▶ _What needs to be done_:
Below is a block of records; repeat all of them exactly.

====== Record excerpts

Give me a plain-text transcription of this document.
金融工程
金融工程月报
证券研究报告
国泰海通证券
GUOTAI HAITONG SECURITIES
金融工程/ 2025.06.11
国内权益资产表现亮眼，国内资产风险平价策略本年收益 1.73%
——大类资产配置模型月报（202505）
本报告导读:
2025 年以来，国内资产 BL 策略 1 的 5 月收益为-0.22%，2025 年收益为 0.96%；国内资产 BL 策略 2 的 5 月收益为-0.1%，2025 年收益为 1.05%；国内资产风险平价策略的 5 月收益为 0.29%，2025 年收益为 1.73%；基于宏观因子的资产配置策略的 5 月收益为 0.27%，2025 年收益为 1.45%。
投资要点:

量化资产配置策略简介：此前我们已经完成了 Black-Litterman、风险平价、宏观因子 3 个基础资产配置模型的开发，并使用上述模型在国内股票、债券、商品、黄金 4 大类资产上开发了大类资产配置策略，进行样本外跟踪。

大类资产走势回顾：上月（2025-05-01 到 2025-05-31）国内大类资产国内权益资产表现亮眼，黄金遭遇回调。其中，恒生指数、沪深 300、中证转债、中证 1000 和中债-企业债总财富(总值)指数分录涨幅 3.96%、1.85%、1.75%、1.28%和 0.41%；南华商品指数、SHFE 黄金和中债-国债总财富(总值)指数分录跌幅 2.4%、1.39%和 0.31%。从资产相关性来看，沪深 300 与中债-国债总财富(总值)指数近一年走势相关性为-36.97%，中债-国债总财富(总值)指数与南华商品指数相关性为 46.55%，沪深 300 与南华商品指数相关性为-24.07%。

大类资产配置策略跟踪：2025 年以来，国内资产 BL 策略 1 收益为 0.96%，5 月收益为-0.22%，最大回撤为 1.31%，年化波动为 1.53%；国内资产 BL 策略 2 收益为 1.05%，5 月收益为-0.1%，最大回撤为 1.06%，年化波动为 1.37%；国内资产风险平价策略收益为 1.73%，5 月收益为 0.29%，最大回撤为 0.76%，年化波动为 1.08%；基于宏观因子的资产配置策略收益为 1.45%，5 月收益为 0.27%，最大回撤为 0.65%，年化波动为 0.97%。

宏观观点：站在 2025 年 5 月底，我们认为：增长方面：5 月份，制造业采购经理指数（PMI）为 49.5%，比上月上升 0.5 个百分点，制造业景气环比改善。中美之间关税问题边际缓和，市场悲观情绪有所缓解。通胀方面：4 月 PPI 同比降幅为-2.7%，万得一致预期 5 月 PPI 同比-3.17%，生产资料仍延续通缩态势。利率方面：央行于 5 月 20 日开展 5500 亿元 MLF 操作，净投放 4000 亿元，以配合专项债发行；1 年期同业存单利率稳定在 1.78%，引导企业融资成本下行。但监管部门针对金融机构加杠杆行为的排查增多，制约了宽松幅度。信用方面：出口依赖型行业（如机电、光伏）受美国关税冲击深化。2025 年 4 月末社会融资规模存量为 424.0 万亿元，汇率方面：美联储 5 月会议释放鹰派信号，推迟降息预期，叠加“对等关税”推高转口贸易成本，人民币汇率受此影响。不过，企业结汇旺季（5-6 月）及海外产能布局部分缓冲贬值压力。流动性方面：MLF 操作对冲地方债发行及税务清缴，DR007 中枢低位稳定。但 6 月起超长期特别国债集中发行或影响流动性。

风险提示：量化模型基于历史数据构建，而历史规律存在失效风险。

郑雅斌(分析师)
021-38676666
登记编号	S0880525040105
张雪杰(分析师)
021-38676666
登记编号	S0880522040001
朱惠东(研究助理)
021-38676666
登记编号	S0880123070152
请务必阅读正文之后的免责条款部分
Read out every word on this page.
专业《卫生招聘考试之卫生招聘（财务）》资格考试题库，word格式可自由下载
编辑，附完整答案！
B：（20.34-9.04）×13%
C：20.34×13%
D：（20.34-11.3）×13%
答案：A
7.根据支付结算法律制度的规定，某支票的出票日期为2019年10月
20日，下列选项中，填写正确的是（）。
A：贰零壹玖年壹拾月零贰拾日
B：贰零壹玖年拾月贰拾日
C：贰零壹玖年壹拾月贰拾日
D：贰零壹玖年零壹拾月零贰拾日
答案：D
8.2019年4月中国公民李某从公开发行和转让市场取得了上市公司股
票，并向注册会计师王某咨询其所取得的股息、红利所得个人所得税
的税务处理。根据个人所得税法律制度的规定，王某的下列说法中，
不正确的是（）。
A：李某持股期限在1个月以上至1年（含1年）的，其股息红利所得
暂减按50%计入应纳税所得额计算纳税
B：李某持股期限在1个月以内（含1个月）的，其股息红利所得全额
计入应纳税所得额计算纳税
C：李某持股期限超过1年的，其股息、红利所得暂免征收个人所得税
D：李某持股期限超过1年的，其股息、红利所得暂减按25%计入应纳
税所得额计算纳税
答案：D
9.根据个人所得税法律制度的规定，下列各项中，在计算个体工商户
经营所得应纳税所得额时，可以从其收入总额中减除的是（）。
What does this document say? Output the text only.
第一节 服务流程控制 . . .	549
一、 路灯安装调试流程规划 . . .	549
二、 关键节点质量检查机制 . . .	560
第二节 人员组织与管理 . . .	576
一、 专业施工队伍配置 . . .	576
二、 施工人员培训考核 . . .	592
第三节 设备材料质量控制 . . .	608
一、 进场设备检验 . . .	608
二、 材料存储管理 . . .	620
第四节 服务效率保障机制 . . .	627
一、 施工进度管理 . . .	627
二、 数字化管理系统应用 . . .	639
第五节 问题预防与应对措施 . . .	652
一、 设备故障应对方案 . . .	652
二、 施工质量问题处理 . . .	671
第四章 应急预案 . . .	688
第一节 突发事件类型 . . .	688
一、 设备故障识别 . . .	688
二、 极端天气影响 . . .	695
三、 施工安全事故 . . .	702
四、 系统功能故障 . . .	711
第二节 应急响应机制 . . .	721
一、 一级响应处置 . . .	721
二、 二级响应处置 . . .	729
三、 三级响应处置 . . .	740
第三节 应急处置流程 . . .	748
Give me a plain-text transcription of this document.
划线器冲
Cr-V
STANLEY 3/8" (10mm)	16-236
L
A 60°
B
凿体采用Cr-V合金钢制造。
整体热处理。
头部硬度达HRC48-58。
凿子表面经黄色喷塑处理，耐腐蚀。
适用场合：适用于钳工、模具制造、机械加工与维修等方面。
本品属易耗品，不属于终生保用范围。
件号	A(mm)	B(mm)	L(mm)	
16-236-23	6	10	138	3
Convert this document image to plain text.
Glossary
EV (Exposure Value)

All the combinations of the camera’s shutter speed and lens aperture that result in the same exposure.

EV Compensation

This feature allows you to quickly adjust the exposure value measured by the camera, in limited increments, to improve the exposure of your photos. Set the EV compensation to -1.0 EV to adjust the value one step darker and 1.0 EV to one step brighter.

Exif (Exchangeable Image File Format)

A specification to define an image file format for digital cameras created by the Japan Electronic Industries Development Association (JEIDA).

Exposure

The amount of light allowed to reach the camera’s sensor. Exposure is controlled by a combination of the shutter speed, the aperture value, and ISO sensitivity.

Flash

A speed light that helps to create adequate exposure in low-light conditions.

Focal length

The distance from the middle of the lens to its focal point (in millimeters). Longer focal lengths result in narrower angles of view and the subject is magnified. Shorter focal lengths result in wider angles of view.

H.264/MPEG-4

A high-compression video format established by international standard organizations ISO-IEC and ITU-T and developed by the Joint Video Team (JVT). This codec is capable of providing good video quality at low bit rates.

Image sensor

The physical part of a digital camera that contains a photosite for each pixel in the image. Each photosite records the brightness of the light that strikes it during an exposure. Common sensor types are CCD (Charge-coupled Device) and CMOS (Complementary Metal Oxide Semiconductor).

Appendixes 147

============

▶ _Answer to this task_:
Give me a plain-text transcription of this document.
金融工程
金融工程月报
证券研究报告
国泰海通证券
GUOTAI HAITONG SECURITIES
金融工程/ 2025.06.11
国内权益资产表现亮眼，国内资产风险平价策略本年收益 1.73%
——大类资产配置模型月报（202505）
本报告导读:
2025 年以来，国内资产 BL 策略 1 的 5 月收益为-0.22%，2025 年收益为 0.96%；国内资产 BL 策略 2 的 5 月收益为-0.1%，2025 年收益为 1.05%；国内资产风险平价策略的 5 月收益为 0.29%，2025 年收益为 1.73%；基于宏观因子的资产配置策略的 5 月收益为 0.27%，2025 年收益为 1.45%。
投资要点:

量化资产配置策略简介：此前我们已经完成了 Black-Litterman、风险平价、宏观因子 3 个基础资产配置模型的开发，并使用上述模型在国内股票、债券、商品、黄金 4 大类资产上开发了大类资产配置策略，进行样本外跟踪。

大类资产走势回顾：上月（2025-05-01 到 2025-05-31）国内大类资产国内权益资产表现亮眼，黄金遭遇回调。其中，恒生指数、沪深 300、中证转债、中证 1000 和中债-企业债总财富(总值)指数分录涨幅 3.96%、1.85%、1.75%、1.28%和 0.41%；南华商品指数、SHFE 黄金和中债-国债总财富(总值)指数分录跌幅 2.4%、1.39%和 0.31%。从资产相关性来看，沪深 300 与中债-国债总财富(总值)指数近一年走势相关性为-36.97%，中债-国债总财富(总值)指数与南华商品指数相关性为 46.55%，沪深 300 与南华商品指数相关性为-24.07%。

大类资产配置策略跟踪：2025 年以来，国内资产 BL 策略 1 收益为 0.96%，5 月收益为-0.22%，最大回撤为 1.31%，年化波动为 1.53%；国内资产 BL 策略 2 收益为 1.05%，5 月收益为-0.1%，最大回撤为 1.06%，年化波动为 1.37%；国内资产风险平价策略收益为 1.73%，5 月收益为 0.29%，最大回撤为 0.76%，年化波动为 1.08%；基于宏观因子的资产配置策略收益为 1.45%，5 月收益为 0.27%，最大回撤为 0.65%，年化波动为 0.97%。

宏观观点：站在 2025 年 5 月底，我们认为：增长方面：5 月份，制造业采购经理指数（PMI）为 49.5%，比上月上升 0.5 个百分点，制造业景气环比改善。中美之间关税问题边际缓和，市场悲观情绪有所缓解。通胀方面：4 月 PPI 同比降幅为-2.7%，万得一致预期 5 月 PPI 同比-3.17%，生产资料仍延续通缩态势。利率方面：央行于 5 月 20 日开展 5500 亿元 MLF 操作，净投放 4000 亿元，以配合专项债发行；1 年期同业存单利率稳定在 1.78%，引导企业融资成本下行。但监管部门针对金融机构加杠杆行为的排查增多，制约了宽松幅度。信用方面：出口依赖型行业（如机电、光伏）受美国关税冲击深化。2025 年 4 月末社会融资规模存量为 424.0 万亿元，汇率方面：美联储 5 月会议释放鹰派信号，推迟降息预期，叠加“对等关税”推高转口贸易成本，人民币汇率受此影响。不过，企业结汇旺季（5-6 月）及海外产能布局部分缓冲贬值压力。流动性方面：MLF 操作对冲地方债发行及税务清缴，DR007 中枢低位稳定。但 6 月起超长期特别国债集中发行或影响流动性。

风险提示：量化模型基于历史数据构建，而历史规律存在失效风险。

郑雅斌(分析师)
021-38676666
登记编号	S0880525040105
张雪杰(分析师)
021-38676666
登记编号	S0880522040001
朱惠东(研究助理)
021-38676666
登记编号	S0880123070152
请务必阅读正文之后的免责条款部分
Read out every word on this page.
专业《卫生招聘考试之卫生招聘（财务）》资格考试题库，word格式可自由下载
编辑，附完整答案！
B：（20.34-9.04）×13%
C：20.34×13%
D：（20.34-11.3）×13%
答案：A
7.根据支付结算法律制度的规定，某支票的出票日期为2019年10月
20日，下列选项中，填写正确的是（）。
A：贰零壹玖年壹拾月零贰拾日
B：贰零壹玖年拾月贰拾日
C：贰零壹玖年壹拾月贰拾日
D：贰零壹玖年零壹拾月零贰拾日
答案：D
8.2019年4月中国公民李某从公开发行和转让市场取得了上市公司股
票，并向注册会计师王某咨询其所取得的股息、红利所得个人所得税
的税务处理。根据个人所得税法律制度的规定，王某的下列说法中，
不正确的是（）。
A：李某持股期限在1个月以上至1年（含1年）的，其股息红利所得
暂减按50%计入应纳税所得额计算纳税
B：李某持股期限在1个月以内（含1个月）的，其股息红利所得全额
计入应纳税所得额计算纳税
C：李某持股期限超过1年的，其股息、红利所得暂免征收个人所得税
D：李某持股期限超过1年的，其股息、红利所得暂减按25%计入应纳
税所得额计算纳税
答案：D
9.根据个人所得税法律制度的规定，下列各项中，在计算个体工商户
经营所得应纳税所得额时，可以从其收入总额中减除的是（）。
What does this document say? Output the text only.
第一节 服务流程控制 . . .	549
一、 路灯安装调试流程规划 . . .	549
二、 关键节点质量检查机制 . . .	560
第二节 人员组织与管理 . . .	576
一、 专业施工队伍配置 . . .	576
二、 施工人员培训考核 . . .	592
第三节 设备材料质量控制 . . .	608
一、 进场设备检验 . . .	608
二、 材料存储管理 . . .	620
第四节 服务效率保障机制 . . .	627
一、 施工进度管理 . . .	627
二、 数字化管理系统应用 . . .	639
第五节 问题预防与应对措施 . . .	652
一、 设备故障应对方案 . . .	652
二、 施工质量问题处理 . . .	671
第四章 应急预案 . . .	688
第一节 突发事件类型 . . .	688
一、 设备故障识别 . . .	688
二、 极端天气影响 . . .	695
三、 施工安全事故 . . .	702
四、 系统功能故障 . . .	711
第二节 应急响应机制 . . .	721
一、 一级响应处置 . . .	721
二、 二级响应处置 . . .	729
三、 三级响应处置 . . .	740
第三节 应急处置流程 . . .	748
Give me a plain-text transcription of this document.
划线器冲
Cr-V
STANLEY 3/8" (10mm)	16-236
L
A 60°
B
凿体采用Cr-V合金钢制造。
整体热处理。
头部硬度达HRC48-58。
凿子表面经黄色喷塑处理，耐腐蚀。
适用场合：适用于钳工、模具制造、机械加工与维修等方面。
本品属易耗品，不属于终生保用范围。
件号	A(mm)	B(mm)	L(mm)	
16-236-23	6	10	138	3
Convert this document image to plain text.
Glossary
EV (Exposure Value)

All the combinations of the camera’s shutter speed and lens aperture that result in the same exposure.

EV Compensation

This feature allows you to quickly adjust the exposure value measured by the camera, in limited increments, to improve the exposure of your photos. Set the EV compensation to -1.0 EV to adjust the value one step darker and 1.0 EV to one step brighter.

Exif (Exchangeable Image File Format)

A specification to define an image file format for digital cameras created by the Japan Electronic Industries Development Association (JEIDA).

Exposure

The amount of light allowed to reach the camera’s sensor. Exposure is controlled by a combination of the shutter speed, the aperture value, and ISO sensitivity.

Flash

A speed light that helps to create adequate exposure in low-light conditions.

Focal length

The distance from the middle of the lens to its focal point (in millimeters). Longer focal lengths result in narrower angles of view and the subject is magnified. Shorter focal lengths result in wider angles of view.

H.264/MPEG-4

A high-compression video format established by international standard organizations ISO-IEC and ITU-T and developed by the Joint Video Team (JVT). This codec is capable of providing good video quality at low bit rates.

Image sensor

The physical part of a digital camera that contains a photosite for each pixel in the image. Each photosite records the brightness of the light that strikes it during an exposure. Common sensor types are CCD (Charge-coupled Device) and CMOS (Complementary Metal Oxide Semiconductor).

Appendixes 147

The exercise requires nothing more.